- **LISTED RECORDS**
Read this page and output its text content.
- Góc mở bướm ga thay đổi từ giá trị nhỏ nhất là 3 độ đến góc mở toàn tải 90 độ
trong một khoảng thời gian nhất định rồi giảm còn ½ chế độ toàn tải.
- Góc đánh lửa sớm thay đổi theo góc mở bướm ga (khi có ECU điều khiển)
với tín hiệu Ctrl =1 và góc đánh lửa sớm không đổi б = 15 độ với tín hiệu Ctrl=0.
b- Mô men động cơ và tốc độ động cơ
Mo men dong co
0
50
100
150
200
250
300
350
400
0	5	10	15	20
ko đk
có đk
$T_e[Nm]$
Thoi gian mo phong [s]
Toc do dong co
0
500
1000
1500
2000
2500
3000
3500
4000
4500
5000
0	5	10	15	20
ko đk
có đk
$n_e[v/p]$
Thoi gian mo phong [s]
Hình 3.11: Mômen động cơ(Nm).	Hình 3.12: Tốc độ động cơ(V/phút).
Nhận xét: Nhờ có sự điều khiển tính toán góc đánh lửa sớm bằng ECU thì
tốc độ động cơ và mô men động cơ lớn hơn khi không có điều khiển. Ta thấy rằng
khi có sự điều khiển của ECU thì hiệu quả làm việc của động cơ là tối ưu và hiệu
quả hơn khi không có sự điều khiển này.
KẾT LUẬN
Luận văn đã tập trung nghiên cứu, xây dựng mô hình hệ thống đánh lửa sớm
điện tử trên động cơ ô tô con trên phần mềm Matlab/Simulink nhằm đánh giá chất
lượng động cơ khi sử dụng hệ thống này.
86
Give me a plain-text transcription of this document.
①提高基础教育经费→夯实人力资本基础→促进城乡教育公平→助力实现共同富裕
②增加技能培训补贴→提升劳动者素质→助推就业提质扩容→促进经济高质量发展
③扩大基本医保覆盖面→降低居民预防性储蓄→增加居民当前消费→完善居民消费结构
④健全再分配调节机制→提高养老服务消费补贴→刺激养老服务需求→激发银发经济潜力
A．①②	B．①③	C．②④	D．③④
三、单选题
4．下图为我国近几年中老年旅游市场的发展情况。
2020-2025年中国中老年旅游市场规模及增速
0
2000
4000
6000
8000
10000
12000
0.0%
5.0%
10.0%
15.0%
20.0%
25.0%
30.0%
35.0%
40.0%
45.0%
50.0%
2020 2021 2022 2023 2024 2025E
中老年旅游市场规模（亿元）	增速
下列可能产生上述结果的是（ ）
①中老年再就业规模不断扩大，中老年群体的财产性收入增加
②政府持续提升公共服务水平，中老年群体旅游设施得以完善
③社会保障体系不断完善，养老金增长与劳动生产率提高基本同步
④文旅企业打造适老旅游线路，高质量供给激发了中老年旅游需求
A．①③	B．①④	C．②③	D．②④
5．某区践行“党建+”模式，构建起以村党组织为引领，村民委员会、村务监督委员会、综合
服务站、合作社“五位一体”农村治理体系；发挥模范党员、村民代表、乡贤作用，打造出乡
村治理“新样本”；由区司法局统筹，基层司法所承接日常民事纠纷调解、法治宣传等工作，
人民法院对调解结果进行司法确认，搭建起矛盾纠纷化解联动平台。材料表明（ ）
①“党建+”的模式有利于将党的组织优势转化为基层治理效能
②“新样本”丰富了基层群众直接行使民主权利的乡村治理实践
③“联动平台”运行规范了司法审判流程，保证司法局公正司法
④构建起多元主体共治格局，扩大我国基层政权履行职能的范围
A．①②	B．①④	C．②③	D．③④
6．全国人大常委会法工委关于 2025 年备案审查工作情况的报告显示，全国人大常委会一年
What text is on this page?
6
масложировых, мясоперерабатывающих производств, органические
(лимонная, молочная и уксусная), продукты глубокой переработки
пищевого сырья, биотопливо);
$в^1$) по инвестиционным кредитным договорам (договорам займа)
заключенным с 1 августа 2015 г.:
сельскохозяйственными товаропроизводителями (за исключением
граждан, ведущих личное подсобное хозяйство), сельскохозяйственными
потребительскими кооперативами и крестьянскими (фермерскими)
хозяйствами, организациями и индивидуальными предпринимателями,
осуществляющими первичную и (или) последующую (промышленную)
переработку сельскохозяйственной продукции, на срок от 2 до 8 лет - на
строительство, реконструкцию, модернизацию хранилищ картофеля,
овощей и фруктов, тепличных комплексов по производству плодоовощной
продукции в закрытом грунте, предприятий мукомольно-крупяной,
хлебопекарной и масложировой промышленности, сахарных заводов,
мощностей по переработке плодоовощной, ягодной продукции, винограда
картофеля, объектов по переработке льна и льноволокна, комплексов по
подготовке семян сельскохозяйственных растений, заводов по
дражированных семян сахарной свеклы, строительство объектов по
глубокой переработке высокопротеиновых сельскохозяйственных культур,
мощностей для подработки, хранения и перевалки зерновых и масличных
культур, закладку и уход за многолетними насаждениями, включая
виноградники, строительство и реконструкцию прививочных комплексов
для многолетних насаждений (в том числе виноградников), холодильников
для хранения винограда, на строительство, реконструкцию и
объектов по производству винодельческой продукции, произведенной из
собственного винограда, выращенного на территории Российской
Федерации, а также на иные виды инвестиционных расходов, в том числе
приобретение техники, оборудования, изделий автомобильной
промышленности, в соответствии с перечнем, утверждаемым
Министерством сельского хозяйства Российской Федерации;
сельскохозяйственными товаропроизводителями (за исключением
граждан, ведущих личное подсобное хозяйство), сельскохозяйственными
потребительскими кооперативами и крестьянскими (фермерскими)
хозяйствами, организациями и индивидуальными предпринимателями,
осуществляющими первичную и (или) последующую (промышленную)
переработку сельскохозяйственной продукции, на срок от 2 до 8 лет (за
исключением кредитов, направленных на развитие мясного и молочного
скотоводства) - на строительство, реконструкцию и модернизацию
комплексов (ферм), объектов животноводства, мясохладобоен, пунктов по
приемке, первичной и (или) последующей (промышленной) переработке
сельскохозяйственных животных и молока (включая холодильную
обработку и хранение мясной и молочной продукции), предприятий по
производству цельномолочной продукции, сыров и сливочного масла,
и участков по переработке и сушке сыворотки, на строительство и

- **STATED GOAL**
Return every line exactly.

- **THE OUTPUT**
Read this page and output its text content.
- Góc mở bướm ga thay đổi từ giá trị nhỏ nhất là 3 độ đến góc mở toàn tải 90 độ
trong một khoảng thời gian nhất định rồi giảm còn ½ chế độ toàn tải.
- Góc đánh lửa sớm thay đổi theo góc mở bướm ga (khi có ECU điều khiển)
với tín hiệu Ctrl =1 và góc đánh lửa sớm không đổi б = 15 độ với tín hiệu Ctrl=0.
b- Mô men động cơ và tốc độ động cơ
Mo men dong co
0
50
100
150
200
250
300
350
400
0	5	10	15	20
ko đk
có đk
$T_e[Nm]$
Thoi gian mo phong [s]
Toc do dong co
0
500
1000
1500
2000
2500
3000
3500
4000
4500
5000
0	5	10	15	20
ko đk
có đk
$n_e[v/p]$
Thoi gian mo phong [s]
Hình 3.11: Mômen động cơ(Nm).	Hình 3.12: Tốc độ động cơ(V/phút).
Nhận xét: Nhờ có sự điều khiển tính toán góc đánh lửa sớm bằng ECU thì
tốc độ động cơ và mô men động cơ lớn hơn khi không có điều khiển. Ta thấy rằng
khi có sự điều khiển của ECU thì hiệu quả làm việc của động cơ là tối ưu và hiệu
quả hơn khi không có sự điều khiển này.
KẾT LUẬN
Luận văn đã tập trung nghiên cứu, xây dựng mô hình hệ thống đánh lửa sớm
điện tử trên động cơ ô tô con trên phần mềm Matlab/Simulink nhằm đánh giá chất
lượng động cơ khi sử dụng hệ thống này.
86
Give me a plain-text transcription of this document.
①提高基础教育经费→夯实人力资本基础→促进城乡教育公平→助力实现共同富裕
②增加技能培训补贴→提升劳动者素质→助推就业提质扩容→促进经济高质量发展
③扩大基本医保覆盖面→降低居民预防性储蓄→增加居民当前消费→完善居民消费结构
④健全再分配调节机制→提高养老服务消费补贴→刺激养老服务需求→激发银发经济潜力
A．①②	B．①③	C．②④	D．③④
三、单选题
4．下图为我国近几年中老年旅游市场的发展情况。
2020-2025年中国中老年旅游市场规模及增速
0
2000
4000
6000
8000
10000
12000
0.0%
5.0%
10.0%
15.0%
20.0%
25.0%
30.0%
35.0%
40.0%
45.0%
50.0%
2020 2021 2022 2023 2024 2025E
中老年旅游市场规模（亿元）	增速
下列可能产生上述结果的是（ ）
①中老年再就业规模不断扩大，中老年群体的财产性收入增加
②政府持续提升公共服务水平，中老年群体旅游设施得以完善
③社会保障体系不断完善，养老金增长与劳动生产率提高基本同步
④文旅企业打造适老旅游线路，高质量供给激发了中老年旅游需求
A．①③	B．①④	C．②③	D．②④
5．某区践行“党建+”模式，构建起以村党组织为引领，村民委员会、村务监督委员会、综合
服务站、合作社“五位一体”农村治理体系；发挥模范党员、村民代表、乡贤作用，打造出乡
村治理“新样本”；由区司法局统筹，基层司法所承接日常民事纠纷调解、法治宣传等工作，
人民法院对调解结果进行司法确认，搭建起矛盾纠纷化解联动平台。材料表明（ ）
①“党建+”的模式有利于将党的组织优势转化为基层治理效能
②“新样本”丰富了基层群众直接行使民主权利的乡村治理实践
③“联动平台”运行规范了司法审判流程，保证司法局公正司法
④构建起多元主体共治格局，扩大我国基层政权履行职能的范围
A．①②	B．①④	C．②③	D．③④
6．全国人大常委会法工委关于 2025 年备案审查工作情况的报告显示，全国人大常委会一年
What text is on this page?
6
масложировых, мясоперерабатывающих производств, органические
(лимонная, молочная и уксусная), продукты глубокой переработки
пищевого сырья, биотопливо);
$в^1$) по инвестиционным кредитным договорам (договорам займа)
заключенным с 1 августа 2015 г.:
сельскохозяйственными товаропроизводителями (за исключением
граждан, ведущих личное подсобное хозяйство), сельскохозяйственными
потребительскими кооперативами и крестьянскими (фермерскими)
хозяйствами, организациями и индивидуальными предпринимателями,
осуществляющими первичную и (или) последующую (промышленную)
переработку сельскохозяйственной продукции, на срок от 2 до 8 лет - на
строительство, реконструкцию, модернизацию хранилищ картофеля,
овощей и фруктов, тепличных комплексов по производству плодоовощной
продукции в закрытом грунте, предприятий мукомольно-крупяной,
хлебопекарной и масложировой промышленности, сахарных заводов,
мощностей по переработке плодоовощной, ягодной продукции, винограда
картофеля, объектов по переработке льна и льноволокна, комплексов по
подготовке семян сельскохозяйственных растений, заводов по
дражированных семян сахарной свеклы, строительство объектов по
глубокой переработке высокопротеиновых сельскохозяйственных культур,
мощностей для подработки, хранения и перевалки зерновых и масличных
культур, закладку и уход за многолетними насаждениями, включая
виноградники, строительство и реконструкцию прививочных комплексов
для многолетних насаждений (в том числе виноградников), холодильников
для хранения винограда, на строительство, реконструкцию и
объектов по производству винодельческой продукции, произведенной из
собственного винограда, выращенного на территории Российской
Федерации, а также на иные виды инвестиционных расходов, в том числе
приобретение техники, оборудования, изделий автомобильной
промышленности, в соответствии с перечнем, утверждаемым
Министерством сельского хозяйства Российской Федерации;
сельскохозяйственными товаропроизводителями (за исключением
граждан, ведущих личное подсобное хозяйство), сельскохозяйственными
потребительскими кооперативами и крестьянскими (фермерскими)
хозяйствами, организациями и индивидуальными предпринимателями,
осуществляющими первичную и (или) последующую (промышленную)
переработку сельскохозяйственной продукции, на срок от 2 до 8 лет (за
исключением кредитов, направленных на развитие мясного и молочного
скотоводства) - на строительство, реконструкцию и модернизацию
комплексов (ферм), объектов животноводства, мясохладобоен, пунктов по
приемке, первичной и (или) последующей (промышленной) переработке
сельскохозяйственных животных и молока (включая холодильную
обработку и хранение мясной и молочной продукции), предприятий по
производству цельномолочной продукции, сыров и сливочного масла,
и участков по переработке и сушке сыворотки, на строительство и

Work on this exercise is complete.